Problem statement »
Repeat the whole listing below, word for word.
-- -- --
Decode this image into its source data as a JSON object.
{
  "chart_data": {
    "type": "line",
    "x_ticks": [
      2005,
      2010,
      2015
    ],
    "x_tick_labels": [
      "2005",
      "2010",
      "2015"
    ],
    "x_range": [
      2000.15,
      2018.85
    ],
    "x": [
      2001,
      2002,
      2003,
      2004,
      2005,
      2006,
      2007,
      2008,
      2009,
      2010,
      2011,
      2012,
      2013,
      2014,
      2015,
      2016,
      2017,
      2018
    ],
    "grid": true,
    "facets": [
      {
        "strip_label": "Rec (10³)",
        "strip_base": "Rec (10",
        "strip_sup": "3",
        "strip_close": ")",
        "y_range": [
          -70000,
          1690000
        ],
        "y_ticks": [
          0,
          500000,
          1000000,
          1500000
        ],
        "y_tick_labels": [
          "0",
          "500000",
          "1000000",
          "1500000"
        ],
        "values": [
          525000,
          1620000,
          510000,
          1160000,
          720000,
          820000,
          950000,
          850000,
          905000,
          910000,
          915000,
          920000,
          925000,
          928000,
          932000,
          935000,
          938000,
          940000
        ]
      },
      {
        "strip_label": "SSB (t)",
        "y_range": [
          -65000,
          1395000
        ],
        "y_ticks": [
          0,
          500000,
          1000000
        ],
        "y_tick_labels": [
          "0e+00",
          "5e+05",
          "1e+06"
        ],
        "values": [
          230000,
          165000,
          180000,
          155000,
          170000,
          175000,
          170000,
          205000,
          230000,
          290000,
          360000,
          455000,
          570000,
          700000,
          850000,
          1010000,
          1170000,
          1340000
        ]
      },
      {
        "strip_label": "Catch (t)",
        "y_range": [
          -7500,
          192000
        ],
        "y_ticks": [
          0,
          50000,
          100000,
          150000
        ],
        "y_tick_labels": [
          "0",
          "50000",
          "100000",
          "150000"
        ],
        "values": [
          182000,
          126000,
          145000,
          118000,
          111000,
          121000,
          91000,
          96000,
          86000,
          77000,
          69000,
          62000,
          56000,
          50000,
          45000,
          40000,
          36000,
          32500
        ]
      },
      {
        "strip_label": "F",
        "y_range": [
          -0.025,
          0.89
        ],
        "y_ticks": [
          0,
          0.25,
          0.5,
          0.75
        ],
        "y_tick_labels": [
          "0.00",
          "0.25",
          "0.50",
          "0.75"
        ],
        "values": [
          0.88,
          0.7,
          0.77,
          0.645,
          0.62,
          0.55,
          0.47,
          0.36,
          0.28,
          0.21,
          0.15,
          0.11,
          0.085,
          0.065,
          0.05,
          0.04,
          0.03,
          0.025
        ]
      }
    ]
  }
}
-- -- --
Response to the exercise »
Decode this image into its source data as a JSON object.
{
  "chart_data": {
    "type": "line",
    "x_ticks": [
      2005,
      2010,
      2015
    ],
    "x_tick_labels": [
      "2005",
      "2010",
      "2015"
    ],
    "x_range": [
      2000.15,
      2018.85
    ],
    "x": [
      2001,
      2002,
      2003,
      2004,
      2005,
      2006,
      2007,
      2008,
      2009,
      2010,
      2011,
      2012,
      2013,
      2014,
      2015,
      2016,
      2017,
      2018
    ],
    "grid": true,
    "facets": [
      {
        "strip_label": "Rec (10³)",
        "strip_base": "Rec (10",
        "strip_sup": "3",
        "strip_close": ")",
        "y_range": [
          -70000,
          1690000
        ],
        "y_ticks": [
          0,
          500000,
          1000000,
          1500000
        ],
        "y_tick_labels": [
          "0",
          "500000",
          "1000000",
          "1500000"
        ],
        "values": [
          525000,
          1620000,
          510000,
          1160000,
          720000,
          820000,
          950000,
          850000,
          905000,
          910000,
          915000,
          920000,
          925000,
          928000,
          932000,
          935000,
          938000,
          940000
        ]
      },
      {
        "strip_label": "SSB (t)",
        "y_range": [
          -65000,
          1395000
        ],
        "y_ticks": [
          0,
          500000,
          1000000
        ],
        "y_tick_labels": [
          "0e+00",
          "5e+05",
          "1e+06"
        ],
        "values": [
          230000,
          165000,
          180000,
          155000,
          170000,
          175000,
          170000,
          205000,
          230000,
          290000,
          360000,
          455000,
          570000,
          700000,
          850000,
          1010000,
          1170000,
          1340000
        ]
      },
      {
        "strip_label": "Catch (t)",
        "y_range": [
          -7500,
          192000
        ],
        "y_ticks": [
          0,
          50000,
          100000,
          150000
        ],
        "y_tick_labels": [
          "0",
          "50000",
          "100000",
          "150000"
        ],
        "values": [
          182000,
          126000,
          145000,
          118000,
          111000,
          121000,
          91000,
          96000,
          86000,
          77000,
          69000,
          62000,
          56000,
          50000,
          45000,
          40000,
          36000,
          32500
        ]
      },
      {
        "strip_label": "F",
        "y_range": [
          -0.025,
          0.89
        ],
        "y_ticks": [
          0,
          0.25,
          0.5,
          0.75
        ],
        "y_tick_labels": [
          "0.00",
          "0.25",
          "0.50",
          "0.75"
        ],
        "values": [
          0.88,
          0.7,
          0.77,
          0.645,
          0.62,
          0.55,
          0.47,
          0.36,
          0.28,
          0.21,
          0.15,
          0.11,
          0.085,
          0.065,
          0.05,
          0.04,
          0.03,
          0.025
        ]
      }
    ]
  }
}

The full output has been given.